**THE REQUEST**. Show every line containing "offset" by copying it.

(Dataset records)
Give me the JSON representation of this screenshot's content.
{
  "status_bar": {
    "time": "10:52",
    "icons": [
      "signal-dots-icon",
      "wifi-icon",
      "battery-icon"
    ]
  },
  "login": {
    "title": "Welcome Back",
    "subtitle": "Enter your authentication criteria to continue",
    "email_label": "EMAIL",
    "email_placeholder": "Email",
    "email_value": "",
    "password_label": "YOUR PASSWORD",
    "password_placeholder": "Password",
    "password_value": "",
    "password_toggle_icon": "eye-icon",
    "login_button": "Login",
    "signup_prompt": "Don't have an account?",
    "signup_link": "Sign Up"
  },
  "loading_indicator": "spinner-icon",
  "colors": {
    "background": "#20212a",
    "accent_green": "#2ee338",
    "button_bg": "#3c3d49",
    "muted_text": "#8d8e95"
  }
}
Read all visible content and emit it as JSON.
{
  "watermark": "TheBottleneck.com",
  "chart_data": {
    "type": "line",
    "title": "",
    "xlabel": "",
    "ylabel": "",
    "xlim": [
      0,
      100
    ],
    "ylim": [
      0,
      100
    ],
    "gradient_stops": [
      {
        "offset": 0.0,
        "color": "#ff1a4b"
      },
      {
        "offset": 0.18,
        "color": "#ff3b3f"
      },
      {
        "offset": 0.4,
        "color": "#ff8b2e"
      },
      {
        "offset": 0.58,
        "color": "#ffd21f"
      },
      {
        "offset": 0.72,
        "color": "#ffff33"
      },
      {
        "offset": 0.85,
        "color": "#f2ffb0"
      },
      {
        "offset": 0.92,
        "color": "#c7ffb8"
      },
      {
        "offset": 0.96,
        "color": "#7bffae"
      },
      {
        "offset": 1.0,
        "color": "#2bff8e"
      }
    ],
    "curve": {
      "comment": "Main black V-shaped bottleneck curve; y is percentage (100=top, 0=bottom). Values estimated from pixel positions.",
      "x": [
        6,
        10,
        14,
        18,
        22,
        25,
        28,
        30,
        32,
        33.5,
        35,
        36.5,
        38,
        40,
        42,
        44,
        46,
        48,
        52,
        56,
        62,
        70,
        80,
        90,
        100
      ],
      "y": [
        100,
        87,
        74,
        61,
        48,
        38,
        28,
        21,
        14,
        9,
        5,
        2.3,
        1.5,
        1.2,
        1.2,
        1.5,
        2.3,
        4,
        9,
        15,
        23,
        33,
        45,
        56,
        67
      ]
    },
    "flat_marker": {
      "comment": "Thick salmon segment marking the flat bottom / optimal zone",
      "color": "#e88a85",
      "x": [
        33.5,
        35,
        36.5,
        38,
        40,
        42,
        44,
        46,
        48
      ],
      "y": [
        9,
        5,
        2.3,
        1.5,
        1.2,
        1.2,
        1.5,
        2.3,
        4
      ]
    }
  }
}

**RESPONSE**.
        "offset": 0.0,
        "offset": 0.18,
        "offset": 0.4,
        "offset": 0.58,
        "offset": 0.72,
        "offset": 0.85,
        "offset": 0.92,
        "offset": 0.96,
        "offset": 1.0,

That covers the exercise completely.